__Exercise directions__. Restate all the material verbatim, except for the pictures.

[Records about charts and figures]
-- Begin --

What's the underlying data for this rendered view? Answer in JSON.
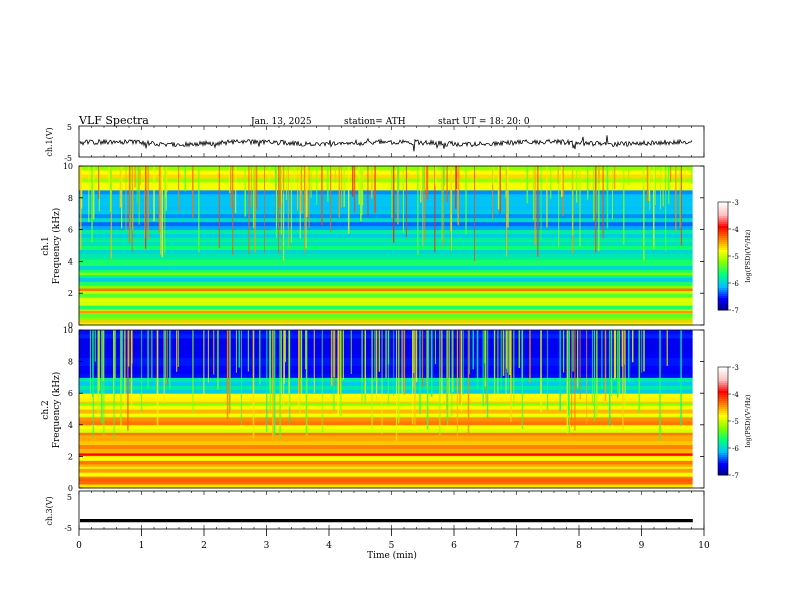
{
  "header": {
    "title": "VLF  Spectra",
    "date": "Jan. 13, 2025",
    "station": "station= ATH",
    "start": "start  UT  =    18: 20: 0"
  },
  "chart_data": [
    {
      "panel": "ch1-waveform",
      "type": "line",
      "ylabel": "ch.1(V)",
      "ylim": [
        -5,
        5
      ],
      "yticks": [
        "5",
        "-5"
      ],
      "description_values": {
        "baseline_V": 0,
        "noise_amplitude_V": 0.6,
        "spike_amplitude_V": 2.5
      }
    },
    {
      "panel": "ch1-spectrogram",
      "type": "heatmap",
      "ylabel_line1": "ch.1",
      "ylabel_line2": "Frequency  (kHz)",
      "ylim": [
        0,
        10
      ],
      "yticks": [
        "0",
        "2",
        "4",
        "6",
        "8",
        "10"
      ],
      "bands_khz": [
        {
          "f": 0.2,
          "level": -4.6
        },
        {
          "f": 0.8,
          "level": -4.4
        },
        {
          "f": 1.6,
          "level": -4.9
        },
        {
          "f": 2.2,
          "level": -4.3
        },
        {
          "f": 3.2,
          "level": -5.2
        },
        {
          "f": 4.0,
          "level": -5.6
        },
        {
          "f": 5.4,
          "level": -5.8
        }
      ],
      "colorbar": {
        "label": "log(PSD)(V²/Hz)",
        "ticks": [
          "-3",
          "-4",
          "-5",
          "-6",
          "-7"
        ],
        "range": [
          -7,
          -3
        ]
      }
    },
    {
      "panel": "ch2-spectrogram",
      "type": "heatmap",
      "ylabel_line1": "ch.2",
      "ylabel_line2": "Frequency  (kHz)",
      "ylim": [
        0,
        10
      ],
      "yticks": [
        "0",
        "2",
        "4",
        "6",
        "8",
        "10"
      ],
      "bands_khz": [
        {
          "f": 0.5,
          "level": -4.2
        },
        {
          "f": 1.4,
          "level": -4.5
        },
        {
          "f": 2.1,
          "level": -3.9
        },
        {
          "f": 3.4,
          "level": -4.3
        },
        {
          "f": 4.6,
          "level": -4.8
        },
        {
          "f": 5.3,
          "level": -5.2
        }
      ],
      "colorbar": {
        "label": "log(PSD)(V²/Hz)",
        "ticks": [
          "-3",
          "-4",
          "-5",
          "-6",
          "-7"
        ],
        "range": [
          -7,
          -3
        ]
      }
    },
    {
      "panel": "ch3-waveform",
      "type": "line",
      "ylabel": "ch.3(V)",
      "ylim": [
        -5,
        5
      ],
      "yticks": [
        "5",
        "-5"
      ],
      "description_values": {
        "baseline_V": -2.8
      }
    }
  ],
  "xaxis": {
    "label": "Time  (min)",
    "range": [
      0,
      10
    ],
    "ticks": [
      "0",
      "1",
      "2",
      "3",
      "4",
      "5",
      "6",
      "7",
      "8",
      "9",
      "10"
    ],
    "data_end_min": 9.82
  },
  "colors": {
    "jet": [
      "#000080",
      "#0000ff",
      "#00bfff",
      "#00ff80",
      "#80ff00",
      "#ffff00",
      "#ff8000",
      "#ff0000",
      "#ffc0c0",
      "#ffffff"
    ]
  }
}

-- End --

__Result__.
What's the underlying data for this rendered view? Answer in JSON.
{
  "header": {
    "title": "VLF  Spectra",
    "date": "Jan. 13, 2025",
    "station": "station= ATH",
    "start": "start  UT  =    18: 20: 0"
  },
  "chart_data": [
    {
      "panel": "ch1-waveform",
      "type": "line",
      "ylabel": "ch.1(V)",
      "ylim": [
        -5,
        5
      ],
      "yticks": [
        "5",
        "-5"
      ],
      "description_values": {
        "baseline_V": 0,
        "noise_amplitude_V": 0.6,
        "spike_amplitude_V": 2.5
      }
    },
    {
      "panel": "ch1-spectrogram",
      "type": "heatmap",
      "ylabel_line1": "ch.1",
      "ylabel_line2": "Frequency  (kHz)",
      "ylim": [
        0,
        10
      ],
      "yticks": [
        "0",
        "2",
        "4",
        "6",
        "8",
        "10"
      ],
      "bands_khz": [
        {
          "f": 0.2,
          "level": -4.6
        },
        {
          "f": 0.8,
          "level": -4.4
        },
        {
          "f": 1.6,
          "level": -4.9
        },
        {
          "f": 2.2,
          "level": -4.3
        },
        {
          "f": 3.2,
          "level": -5.2
        },
        {
          "f": 4.0,
          "level": -5.6
        },
        {
          "f": 5.4,
          "level": -5.8
        }
      ],
      "colorbar": {
        "label": "log(PSD)(V²/Hz)",
        "ticks": [
          "-3",
          "-4",
          "-5",
          "-6",
          "-7"
        ],
        "range": [
          -7,
          -3
        ]
      }
    },
    {
      "panel": "ch2-spectrogram",
      "type": "heatmap",
      "ylabel_line1": "ch.2",
      "ylabel_line2": "Frequency  (kHz)",
      "ylim": [
        0,
        10
      ],
      "yticks": [
        "0",
        "2",
        "4",
        "6",
        "8",
        "10"
      ],
      "bands_khz": [
        {
          "f": 0.5,
          "level": -4.2
        },
        {
          "f": 1.4,
          "level": -4.5
        },
        {
          "f": 2.1,
          "level": -3.9
        },
        {
          "f": 3.4,
          "level": -4.3
        },
        {
          "f": 4.6,
          "level": -4.8
        },
        {
          "f": 5.3,
          "level": -5.2
        }
      ],
      "colorbar": {
        "label": "log(PSD)(V²/Hz)",
        "ticks": [
          "-3",
          "-4",
          "-5",
          "-6",
          "-7"
        ],
        "range": [
          -7,
          -3
        ]
      }
    },
    {
      "panel": "ch3-waveform",
      "type": "line",
      "ylabel": "ch.3(V)",
      "ylim": [
        -5,
        5
      ],
      "yticks": [
        "5",
        "-5"
      ],
      "description_values": {
        "baseline_V": -2.8
      }
    }
  ],
  "xaxis": {
    "label": "Time  (min)",
    "range": [
      0,
      10
    ],
    "ticks": [
      "0",
      "1",
      "2",
      "3",
      "4",
      "5",
      "6",
      "7",
      "8",
      "9",
      "10"
    ],
    "data_end_min": 9.82
  },
  "colors": {
    "jet": [
      "#000080",
      "#0000ff",
      "#00bfff",
      "#00ff80",
      "#80ff00",
      "#ffff00",
      "#ff8000",
      "#ff0000",
      "#ffc0c0",
      "#ffffff"
    ]
  }
}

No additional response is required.